What you need to do: Read the records below. Copy each line where the string "with" occurs.

╭─ Data to use

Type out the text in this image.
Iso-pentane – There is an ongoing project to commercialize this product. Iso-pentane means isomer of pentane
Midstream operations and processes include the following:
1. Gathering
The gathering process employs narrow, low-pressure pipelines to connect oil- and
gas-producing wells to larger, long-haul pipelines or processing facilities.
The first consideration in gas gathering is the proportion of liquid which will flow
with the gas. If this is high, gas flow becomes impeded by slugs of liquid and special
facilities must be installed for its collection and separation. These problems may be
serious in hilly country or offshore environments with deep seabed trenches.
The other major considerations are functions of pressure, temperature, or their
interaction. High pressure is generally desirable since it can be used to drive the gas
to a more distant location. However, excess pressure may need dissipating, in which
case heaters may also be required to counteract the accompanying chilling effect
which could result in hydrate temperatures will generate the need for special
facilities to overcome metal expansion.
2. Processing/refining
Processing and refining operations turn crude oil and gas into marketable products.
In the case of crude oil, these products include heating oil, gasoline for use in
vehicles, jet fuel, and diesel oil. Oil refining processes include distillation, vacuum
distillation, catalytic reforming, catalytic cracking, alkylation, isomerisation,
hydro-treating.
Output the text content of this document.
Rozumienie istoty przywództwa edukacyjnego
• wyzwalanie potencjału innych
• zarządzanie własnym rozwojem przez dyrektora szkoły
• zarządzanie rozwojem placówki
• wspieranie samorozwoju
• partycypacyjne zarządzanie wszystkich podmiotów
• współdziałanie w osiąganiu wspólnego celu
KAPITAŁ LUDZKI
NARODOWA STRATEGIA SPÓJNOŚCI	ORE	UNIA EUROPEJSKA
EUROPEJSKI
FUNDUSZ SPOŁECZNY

╰─

The completed task:
with the gas. If this is high, gas flow becomes impeded by slugs of liquid and special
serious in hilly country or offshore environments with deep seabed trenches.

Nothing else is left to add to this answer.